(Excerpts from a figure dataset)

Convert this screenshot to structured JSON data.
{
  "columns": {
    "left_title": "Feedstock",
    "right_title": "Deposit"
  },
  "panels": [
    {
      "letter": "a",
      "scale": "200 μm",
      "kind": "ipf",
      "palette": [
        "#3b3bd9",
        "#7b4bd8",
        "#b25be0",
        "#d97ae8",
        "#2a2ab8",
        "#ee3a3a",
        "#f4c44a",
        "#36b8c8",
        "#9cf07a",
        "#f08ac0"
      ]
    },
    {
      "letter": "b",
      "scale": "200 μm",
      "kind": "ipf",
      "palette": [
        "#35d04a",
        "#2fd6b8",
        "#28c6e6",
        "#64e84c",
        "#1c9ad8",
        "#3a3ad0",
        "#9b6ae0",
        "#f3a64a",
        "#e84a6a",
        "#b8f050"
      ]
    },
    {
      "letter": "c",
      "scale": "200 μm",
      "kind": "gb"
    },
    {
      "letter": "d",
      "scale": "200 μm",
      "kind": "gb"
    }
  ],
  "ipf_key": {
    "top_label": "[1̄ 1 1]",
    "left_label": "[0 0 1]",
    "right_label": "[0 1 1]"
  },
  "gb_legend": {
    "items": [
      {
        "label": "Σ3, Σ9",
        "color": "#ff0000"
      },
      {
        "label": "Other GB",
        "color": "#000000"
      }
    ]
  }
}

Written task
Working from the material above, retype it in its entirety without change.

Final result
Convert this screenshot to structured JSON data.
{
  "columns": {
    "left_title": "Feedstock",
    "right_title": "Deposit"
  },
  "panels": [
    {
      "letter": "a",
      "scale": "200 μm",
      "kind": "ipf",
      "palette": [
        "#3b3bd9",
        "#7b4bd8",
        "#b25be0",
        "#d97ae8",
        "#2a2ab8",
        "#ee3a3a",
        "#f4c44a",
        "#36b8c8",
        "#9cf07a",
        "#f08ac0"
      ]
    },
    {
      "letter": "b",
      "scale": "200 μm",
      "kind": "ipf",
      "palette": [
        "#35d04a",
        "#2fd6b8",
        "#28c6e6",
        "#64e84c",
        "#1c9ad8",
        "#3a3ad0",
        "#9b6ae0",
        "#f3a64a",
        "#e84a6a",
        "#b8f050"
      ]
    },
    {
      "letter": "c",
      "scale": "200 μm",
      "kind": "gb"
    },
    {
      "letter": "d",
      "scale": "200 μm",
      "kind": "gb"
    }
  ],
  "ipf_key": {
    "top_label": "[1̄ 1 1]",
    "left_label": "[0 0 1]",
    "right_label": "[0 1 1]"
  },
  "gb_legend": {
    "items": [
      {
        "label": "Σ3, Σ9",
        "color": "#ff0000"
      },
      {
        "label": "Other GB",
        "color": "#000000"
      }
    ]
  }
}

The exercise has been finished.